═══ Recorded information

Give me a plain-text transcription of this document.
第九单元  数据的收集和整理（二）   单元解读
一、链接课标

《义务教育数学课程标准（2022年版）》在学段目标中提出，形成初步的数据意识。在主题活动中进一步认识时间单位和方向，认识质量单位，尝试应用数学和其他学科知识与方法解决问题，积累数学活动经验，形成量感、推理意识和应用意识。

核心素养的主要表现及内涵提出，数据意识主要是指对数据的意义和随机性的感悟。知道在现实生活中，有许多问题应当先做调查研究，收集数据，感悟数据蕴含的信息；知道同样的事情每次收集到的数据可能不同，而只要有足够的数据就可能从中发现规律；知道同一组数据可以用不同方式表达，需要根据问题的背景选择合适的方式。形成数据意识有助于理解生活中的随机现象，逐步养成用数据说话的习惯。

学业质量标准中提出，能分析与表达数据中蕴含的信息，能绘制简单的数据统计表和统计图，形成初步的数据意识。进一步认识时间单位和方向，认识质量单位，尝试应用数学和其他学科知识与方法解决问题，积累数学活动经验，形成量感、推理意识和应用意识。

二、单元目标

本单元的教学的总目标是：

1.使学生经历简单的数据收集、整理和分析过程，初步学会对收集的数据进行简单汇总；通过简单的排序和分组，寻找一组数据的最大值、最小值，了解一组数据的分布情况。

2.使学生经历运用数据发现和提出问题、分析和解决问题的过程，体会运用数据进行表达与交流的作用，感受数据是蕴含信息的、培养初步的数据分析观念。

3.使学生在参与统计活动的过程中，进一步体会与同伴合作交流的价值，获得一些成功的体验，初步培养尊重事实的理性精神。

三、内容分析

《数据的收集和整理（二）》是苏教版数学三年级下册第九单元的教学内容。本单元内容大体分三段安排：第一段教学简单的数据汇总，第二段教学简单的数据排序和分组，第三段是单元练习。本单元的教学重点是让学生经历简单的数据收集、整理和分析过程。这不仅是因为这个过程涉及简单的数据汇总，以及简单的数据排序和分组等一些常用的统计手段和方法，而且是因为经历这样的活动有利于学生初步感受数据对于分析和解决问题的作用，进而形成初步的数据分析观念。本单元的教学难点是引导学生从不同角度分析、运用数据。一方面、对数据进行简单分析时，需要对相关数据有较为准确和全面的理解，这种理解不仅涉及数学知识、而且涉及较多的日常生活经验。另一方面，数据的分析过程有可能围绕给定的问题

══════

#### [Set problem]
Copy every line of the records above that contains "推理意识和应用意识".

#### [Solution for this exercise]
《义务教育数学课程标准（2022年版）》在学段目标中提出，形成初步的数据意识。在主题活动中进一步认识时间单位和方向，认识质量单位，尝试应用数学和其他学科知识与方法解决问题，积累数学活动经验，形成量感、推理意识和应用意识。
学业质量标准中提出，能分析与表达数据中蕴含的信息，能绘制简单的数据统计表和统计图，形成初步的数据意识。进一步认识时间单位和方向，认识质量单位，尝试应用数学和其他学科知识与方法解决问题，积累数学活动经验，形成量感、推理意识和应用意识。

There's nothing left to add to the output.